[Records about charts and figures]
****************
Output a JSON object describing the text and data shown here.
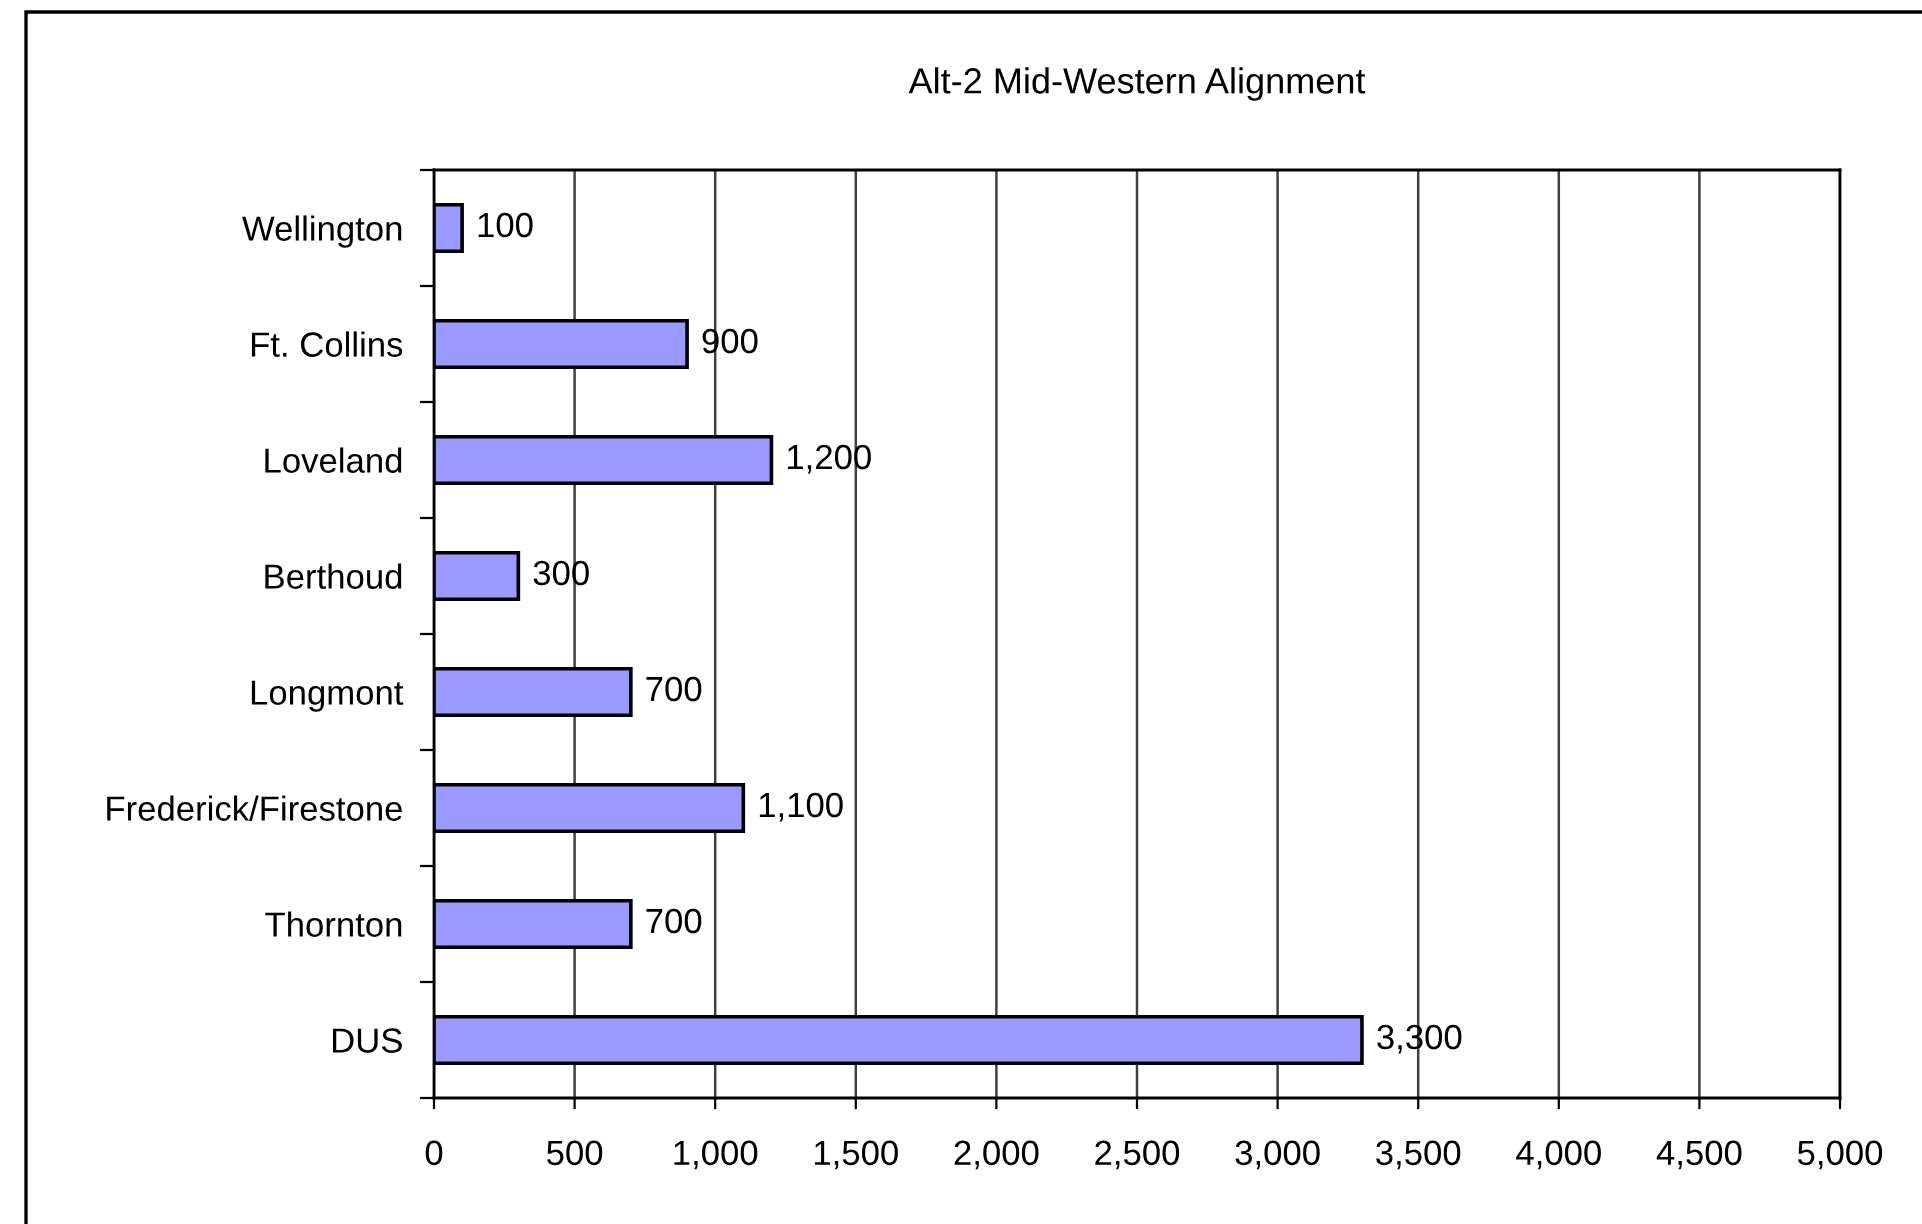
{
  "chart_data": {
    "type": "bar",
    "orientation": "horizontal",
    "title": "Alt-2 Mid-Western Alignment",
    "categories": [
      "Wellington",
      "Ft. Collins",
      "Loveland",
      "Berthoud",
      "Longmont",
      "Frederick/Firestone",
      "Thornton",
      "DUS"
    ],
    "values": [
      100,
      900,
      1200,
      300,
      700,
      1100,
      700,
      3300
    ],
    "value_labels": [
      "100",
      "900",
      "1,200",
      "300",
      "700",
      "1,100",
      "700",
      "3,300"
    ],
    "color": "#9999ff",
    "xlim": [
      0,
      5000
    ],
    "xticks": [
      0,
      500,
      {
        "value": 1000,
        "label": "1,000"
      },
      {
        "value": 1500,
        "label": "1,500"
      },
      {
        "value": 2000,
        "label": "2,000"
      },
      {
        "value": 2500,
        "label": "2,500"
      },
      {
        "value": 3000,
        "label": "3,000"
      },
      {
        "value": 3500,
        "label": "3,500"
      },
      {
        "value": 4000,
        "label": "4,000"
      },
      {
        "value": 4500,
        "label": "4,500"
      },
      {
        "value": 5000,
        "label": "5,000"
      }
    ],
    "grid": "x",
    "legend": false
  }
}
****************
### EXERCISE INSTRUCTIONS
Write out the records above exactly as they appear, leaving out any pictures.

### COMPLETED EXERCISE
Output a JSON object describing the text and data shown here.
{
  "chart_data": {
    "type": "bar",
    "orientation": "horizontal",
    "title": "Alt-2 Mid-Western Alignment",
    "categories": [
      "Wellington",
      "Ft. Collins",
      "Loveland",
      "Berthoud",
      "Longmont",
      "Frederick/Firestone",
      "Thornton",
      "DUS"
    ],
    "values": [
      100,
      900,
      1200,
      300,
      700,
      1100,
      700,
      3300
    ],
    "value_labels": [
      "100",
      "900",
      "1,200",
      "300",
      "700",
      "1,100",
      "700",
      "3,300"
    ],
    "color": "#9999ff",
    "xlim": [
      0,
      5000
    ],
    "xticks": [
      0,
      500,
      {
        "value": 1000,
        "label": "1,000"
      },
      {
        "value": 1500,
        "label": "1,500"
      },
      {
        "value": 2000,
        "label": "2,000"
      },
      {
        "value": 2500,
        "label": "2,500"
      },
      {
        "value": 3000,
        "label": "3,000"
      },
      {
        "value": 3500,
        "label": "3,500"
      },
      {
        "value": 4000,
        "label": "4,000"
      },
      {
        "value": 4500,
        "label": "4,500"
      },
      {
        "value": 5000,
        "label": "5,000"
      }
    ],
    "grid": "x",
    "legend": false
  }
}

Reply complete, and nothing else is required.